→ Records from a collection:
--- START ---

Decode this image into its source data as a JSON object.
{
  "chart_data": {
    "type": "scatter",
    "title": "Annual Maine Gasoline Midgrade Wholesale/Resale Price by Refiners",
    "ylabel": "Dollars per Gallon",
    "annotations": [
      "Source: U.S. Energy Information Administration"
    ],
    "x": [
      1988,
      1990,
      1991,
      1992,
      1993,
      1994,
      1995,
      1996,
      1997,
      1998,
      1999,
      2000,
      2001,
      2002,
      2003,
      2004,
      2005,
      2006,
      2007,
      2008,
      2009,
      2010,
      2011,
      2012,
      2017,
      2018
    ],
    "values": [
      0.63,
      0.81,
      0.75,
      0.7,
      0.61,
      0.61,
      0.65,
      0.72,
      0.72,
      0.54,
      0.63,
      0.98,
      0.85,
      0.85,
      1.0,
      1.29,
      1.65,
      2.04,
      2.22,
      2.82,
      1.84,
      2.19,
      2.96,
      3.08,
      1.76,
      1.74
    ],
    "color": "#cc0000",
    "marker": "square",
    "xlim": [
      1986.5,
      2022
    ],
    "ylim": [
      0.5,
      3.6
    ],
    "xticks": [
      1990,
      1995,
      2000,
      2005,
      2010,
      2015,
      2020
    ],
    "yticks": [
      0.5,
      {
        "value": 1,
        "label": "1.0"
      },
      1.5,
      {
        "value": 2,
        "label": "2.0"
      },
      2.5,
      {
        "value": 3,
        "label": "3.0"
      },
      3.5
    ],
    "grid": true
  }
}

--- END ---

→ Problem details:
Extract all the entries word for word.

→ The solution:
Decode this image into its source data as a JSON object.
{
  "chart_data": {
    "type": "scatter",
    "title": "Annual Maine Gasoline Midgrade Wholesale/Resale Price by Refiners",
    "ylabel": "Dollars per Gallon",
    "annotations": [
      "Source: U.S. Energy Information Administration"
    ],
    "x": [
      1988,
      1990,
      1991,
      1992,
      1993,
      1994,
      1995,
      1996,
      1997,
      1998,
      1999,
      2000,
      2001,
      2002,
      2003,
      2004,
      2005,
      2006,
      2007,
      2008,
      2009,
      2010,
      2011,
      2012,
      2017,
      2018
    ],
    "values": [
      0.63,
      0.81,
      0.75,
      0.7,
      0.61,
      0.61,
      0.65,
      0.72,
      0.72,
      0.54,
      0.63,
      0.98,
      0.85,
      0.85,
      1.0,
      1.29,
      1.65,
      2.04,
      2.22,
      2.82,
      1.84,
      2.19,
      2.96,
      3.08,
      1.76,
      1.74
    ],
    "color": "#cc0000",
    "marker": "square",
    "xlim": [
      1986.5,
      2022
    ],
    "ylim": [
      0.5,
      3.6
    ],
    "xticks": [
      1990,
      1995,
      2000,
      2005,
      2010,
      2015,
      2020
    ],
    "yticks": [
      0.5,
      {
        "value": 1,
        "label": "1.0"
      },
      1.5,
      {
        "value": 2,
        "label": "2.0"
      },
      2.5,
      {
        "value": 3,
        "label": "3.0"
      },
      3.5
    ],
    "grid": true
  }
}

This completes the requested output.